MATERIAL PROVIDED:
━━━━━━

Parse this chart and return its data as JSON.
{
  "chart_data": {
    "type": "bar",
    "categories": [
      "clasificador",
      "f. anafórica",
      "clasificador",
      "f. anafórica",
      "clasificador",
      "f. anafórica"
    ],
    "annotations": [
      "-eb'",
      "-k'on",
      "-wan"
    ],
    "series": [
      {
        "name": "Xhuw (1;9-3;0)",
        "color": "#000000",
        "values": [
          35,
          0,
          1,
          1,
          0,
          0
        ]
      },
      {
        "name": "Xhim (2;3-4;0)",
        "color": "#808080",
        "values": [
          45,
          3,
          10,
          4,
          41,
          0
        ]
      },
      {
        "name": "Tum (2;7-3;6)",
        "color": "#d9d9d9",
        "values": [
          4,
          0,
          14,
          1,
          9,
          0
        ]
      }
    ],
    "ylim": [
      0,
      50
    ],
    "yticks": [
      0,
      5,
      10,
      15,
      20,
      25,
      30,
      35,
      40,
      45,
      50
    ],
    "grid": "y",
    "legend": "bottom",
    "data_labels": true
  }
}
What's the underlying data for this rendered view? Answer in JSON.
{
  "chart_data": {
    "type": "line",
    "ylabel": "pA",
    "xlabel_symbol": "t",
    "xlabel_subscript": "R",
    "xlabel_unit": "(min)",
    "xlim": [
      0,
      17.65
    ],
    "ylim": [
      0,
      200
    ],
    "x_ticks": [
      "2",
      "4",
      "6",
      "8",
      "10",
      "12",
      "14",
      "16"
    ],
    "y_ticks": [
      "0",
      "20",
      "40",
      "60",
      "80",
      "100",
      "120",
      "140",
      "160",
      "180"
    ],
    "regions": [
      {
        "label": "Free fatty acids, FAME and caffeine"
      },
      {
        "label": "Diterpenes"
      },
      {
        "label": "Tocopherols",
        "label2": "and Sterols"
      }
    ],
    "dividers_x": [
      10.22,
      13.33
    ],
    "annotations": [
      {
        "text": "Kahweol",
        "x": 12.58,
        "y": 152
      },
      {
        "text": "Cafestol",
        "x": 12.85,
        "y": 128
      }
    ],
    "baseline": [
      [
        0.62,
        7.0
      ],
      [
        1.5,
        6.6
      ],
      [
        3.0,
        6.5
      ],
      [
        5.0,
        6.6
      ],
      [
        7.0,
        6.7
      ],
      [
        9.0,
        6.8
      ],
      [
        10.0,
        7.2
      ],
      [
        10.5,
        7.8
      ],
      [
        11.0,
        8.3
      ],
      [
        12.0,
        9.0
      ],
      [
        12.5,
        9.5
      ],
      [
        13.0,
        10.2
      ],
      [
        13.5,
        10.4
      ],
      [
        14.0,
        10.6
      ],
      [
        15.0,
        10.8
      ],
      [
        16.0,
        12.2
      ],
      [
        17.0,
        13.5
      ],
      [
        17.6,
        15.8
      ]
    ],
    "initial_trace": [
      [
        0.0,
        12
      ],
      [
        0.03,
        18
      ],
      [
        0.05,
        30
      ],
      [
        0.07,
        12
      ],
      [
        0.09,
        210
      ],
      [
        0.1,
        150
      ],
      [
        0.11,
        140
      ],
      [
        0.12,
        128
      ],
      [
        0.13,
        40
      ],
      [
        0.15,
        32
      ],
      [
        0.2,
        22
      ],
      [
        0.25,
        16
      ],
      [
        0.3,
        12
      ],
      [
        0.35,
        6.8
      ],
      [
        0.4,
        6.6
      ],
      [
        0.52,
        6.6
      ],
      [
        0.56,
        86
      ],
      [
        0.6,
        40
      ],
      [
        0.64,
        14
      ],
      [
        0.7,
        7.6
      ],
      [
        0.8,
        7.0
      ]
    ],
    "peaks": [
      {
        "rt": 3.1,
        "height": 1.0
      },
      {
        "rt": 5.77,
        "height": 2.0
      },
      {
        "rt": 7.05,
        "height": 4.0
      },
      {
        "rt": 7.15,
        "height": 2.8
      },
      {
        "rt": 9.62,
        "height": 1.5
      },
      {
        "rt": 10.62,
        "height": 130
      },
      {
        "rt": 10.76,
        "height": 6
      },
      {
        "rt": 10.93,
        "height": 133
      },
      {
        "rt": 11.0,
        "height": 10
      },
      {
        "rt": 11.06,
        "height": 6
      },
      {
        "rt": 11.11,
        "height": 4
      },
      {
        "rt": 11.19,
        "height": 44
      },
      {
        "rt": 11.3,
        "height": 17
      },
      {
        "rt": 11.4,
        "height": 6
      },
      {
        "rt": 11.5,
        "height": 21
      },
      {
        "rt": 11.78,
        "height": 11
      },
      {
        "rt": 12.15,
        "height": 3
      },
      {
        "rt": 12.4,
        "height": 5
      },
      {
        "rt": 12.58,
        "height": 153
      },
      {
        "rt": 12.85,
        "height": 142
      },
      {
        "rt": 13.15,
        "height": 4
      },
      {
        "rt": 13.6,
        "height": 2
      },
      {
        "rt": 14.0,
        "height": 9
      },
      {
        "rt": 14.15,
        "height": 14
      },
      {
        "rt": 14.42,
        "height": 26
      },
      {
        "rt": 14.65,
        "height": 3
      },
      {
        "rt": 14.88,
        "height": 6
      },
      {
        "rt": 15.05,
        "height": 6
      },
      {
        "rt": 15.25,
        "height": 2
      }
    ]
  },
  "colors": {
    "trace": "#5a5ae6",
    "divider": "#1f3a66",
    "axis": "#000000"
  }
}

━━━━━━

WRITTEN REQUEST: Quote each line of the listing above exactly.

SOLUTION TO THIS TASK:
Parse this chart and return its data as JSON.
{
  "chart_data": {
    "type": "bar",
    "categories": [
      "clasificador",
      "f. anafórica",
      "clasificador",
      "f. anafórica",
      "clasificador",
      "f. anafórica"
    ],
    "annotations": [
      "-eb'",
      "-k'on",
      "-wan"
    ],
    "series": [
      {
        "name": "Xhuw (1;9-3;0)",
        "color": "#000000",
        "values": [
          35,
          0,
          1,
          1,
          0,
          0
        ]
      },
      {
        "name": "Xhim (2;3-4;0)",
        "color": "#808080",
        "values": [
          45,
          3,
          10,
          4,
          41,
          0
        ]
      },
      {
        "name": "Tum (2;7-3;6)",
        "color": "#d9d9d9",
        "values": [
          4,
          0,
          14,
          1,
          9,
          0
        ]
      }
    ],
    "ylim": [
      0,
      50
    ],
    "yticks": [
      0,
      5,
      10,
      15,
      20,
      25,
      30,
      35,
      40,
      45,
      50
    ],
    "grid": "y",
    "legend": "bottom",
    "data_labels": true
  }
}
What's the underlying data for this rendered view? Answer in JSON.
{
  "chart_data": {
    "type": "line",
    "ylabel": "pA",
    "xlabel_symbol": "t",
    "xlabel_subscript": "R",
    "xlabel_unit": "(min)",
    "xlim": [
      0,
      17.65
    ],
    "ylim": [
      0,
      200
    ],
    "x_ticks": [
      "2",
      "4",
      "6",
      "8",
      "10",
      "12",
      "14",
      "16"
    ],
    "y_ticks": [
      "0",
      "20",
      "40",
      "60",
      "80",
      "100",
      "120",
      "140",
      "160",
      "180"
    ],
    "regions": [
      {
        "label": "Free fatty acids, FAME and caffeine"
      },
      {
        "label": "Diterpenes"
      },
      {
        "label": "Tocopherols",
        "label2": "and Sterols"
      }
    ],
    "dividers_x": [
      10.22,
      13.33
    ],
    "annotations": [
      {
        "text": "Kahweol",
        "x": 12.58,
        "y": 152
      },
      {
        "text": "Cafestol",
        "x": 12.85,
        "y": 128
      }
    ],
    "baseline": [
      [
        0.62,
        7.0
      ],
      [
        1.5,
        6.6
      ],
      [
        3.0,
        6.5
      ],
      [
        5.0,
        6.6
      ],
      [
        7.0,
        6.7
      ],
      [
        9.0,
        6.8
      ],
      [
        10.0,
        7.2
      ],
      [
        10.5,
        7.8
      ],
      [
        11.0,
        8.3
      ],
      [
        12.0,
        9.0
      ],
      [
        12.5,
        9.5
      ],
      [
        13.0,
        10.2
      ],
      [
        13.5,
        10.4
      ],
      [
        14.0,
        10.6
      ],
      [
        15.0,
        10.8
      ],
      [
        16.0,
        12.2
      ],
      [
        17.0,
        13.5
      ],
      [
        17.6,
        15.8
      ]
    ],
    "initial_trace": [
      [
        0.0,
        12
      ],
      [
        0.03,
        18
      ],
      [
        0.05,
        30
      ],
      [
        0.07,
        12
      ],
      [
        0.09,
        210
      ],
      [
        0.1,
        150
      ],
      [
        0.11,
        140
      ],
      [
        0.12,
        128
      ],
      [
        0.13,
        40
      ],
      [
        0.15,
        32
      ],
      [
        0.2,
        22
      ],
      [
        0.25,
        16
      ],
      [
        0.3,
        12
      ],
      [
        0.35,
        6.8
      ],
      [
        0.4,
        6.6
      ],
      [
        0.52,
        6.6
      ],
      [
        0.56,
        86
      ],
      [
        0.6,
        40
      ],
      [
        0.64,
        14
      ],
      [
        0.7,
        7.6
      ],
      [
        0.8,
        7.0
      ]
    ],
    "peaks": [
      {
        "rt": 3.1,
        "height": 1.0
      },
      {
        "rt": 5.77,
        "height": 2.0
      },
      {
        "rt": 7.05,
        "height": 4.0
      },
      {
        "rt": 7.15,
        "height": 2.8
      },
      {
        "rt": 9.62,
        "height": 1.5
      },
      {
        "rt": 10.62,
        "height": 130
      },
      {
        "rt": 10.76,
        "height": 6
      },
      {
        "rt": 10.93,
        "height": 133
      },
      {
        "rt": 11.0,
        "height": 10
      },
      {
        "rt": 11.06,
        "height": 6
      },
      {
        "rt": 11.11,
        "height": 4
      },
      {
        "rt": 11.19,
        "height": 44
      },
      {
        "rt": 11.3,
        "height": 17
      },
      {
        "rt": 11.4,
        "height": 6
      },
      {
        "rt": 11.5,
        "height": 21
      },
      {
        "rt": 11.78,
        "height": 11
      },
      {
        "rt": 12.15,
        "height": 3
      },
      {
        "rt": 12.4,
        "height": 5
      },
      {
        "rt": 12.58,
        "height": 153
      },
      {
        "rt": 12.85,
        "height": 142
      },
      {
        "rt": 13.15,
        "height": 4
      },
      {
        "rt": 13.6,
        "height": 2
      },
      {
        "rt": 14.0,
        "height": 9
      },
      {
        "rt": 14.15,
        "height": 14
      },
      {
        "rt": 14.42,
        "height": 26
      },
      {
        "rt": 14.65,
        "height": 3
      },
      {
        "rt": 14.88,
        "height": 6
      },
      {
        "rt": 15.05,
        "height": 6
      },
      {
        "rt": 15.25,
        "height": 2
      }
    ]
  },
  "colors": {
    "trace": "#5a5ae6",
    "divider": "#1f3a66",
    "axis": "#000000"
  }
}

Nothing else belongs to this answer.